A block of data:
++++++

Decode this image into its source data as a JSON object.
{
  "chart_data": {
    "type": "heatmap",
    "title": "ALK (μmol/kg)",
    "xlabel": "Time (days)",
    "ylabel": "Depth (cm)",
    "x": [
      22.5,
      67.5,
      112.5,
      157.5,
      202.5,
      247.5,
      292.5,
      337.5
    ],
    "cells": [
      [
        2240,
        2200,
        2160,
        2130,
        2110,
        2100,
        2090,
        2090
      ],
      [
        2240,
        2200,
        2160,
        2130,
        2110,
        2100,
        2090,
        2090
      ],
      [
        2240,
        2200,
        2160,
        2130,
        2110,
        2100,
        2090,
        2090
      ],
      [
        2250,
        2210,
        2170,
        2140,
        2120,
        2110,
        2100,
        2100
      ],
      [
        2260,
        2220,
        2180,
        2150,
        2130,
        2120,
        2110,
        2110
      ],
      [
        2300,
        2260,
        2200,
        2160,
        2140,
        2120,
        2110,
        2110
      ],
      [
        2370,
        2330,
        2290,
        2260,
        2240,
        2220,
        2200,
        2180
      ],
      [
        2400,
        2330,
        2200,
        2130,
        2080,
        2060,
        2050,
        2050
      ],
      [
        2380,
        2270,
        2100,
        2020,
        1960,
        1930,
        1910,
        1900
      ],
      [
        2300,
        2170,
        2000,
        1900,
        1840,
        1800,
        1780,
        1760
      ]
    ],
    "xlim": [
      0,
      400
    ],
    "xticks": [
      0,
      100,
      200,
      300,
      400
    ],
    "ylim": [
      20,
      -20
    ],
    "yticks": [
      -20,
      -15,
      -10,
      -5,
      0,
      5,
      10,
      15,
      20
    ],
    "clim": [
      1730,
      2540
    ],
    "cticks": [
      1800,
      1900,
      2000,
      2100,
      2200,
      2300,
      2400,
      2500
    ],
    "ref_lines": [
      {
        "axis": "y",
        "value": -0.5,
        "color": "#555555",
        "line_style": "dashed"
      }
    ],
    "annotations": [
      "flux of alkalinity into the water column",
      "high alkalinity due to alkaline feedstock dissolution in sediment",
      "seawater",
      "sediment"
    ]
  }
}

++++++

Task requirements: Lines containing the word "into" must all be returned from the material above.

Task response:
Decode this image into its source data as a JSON object.
      "flux of alkalinity into the water column",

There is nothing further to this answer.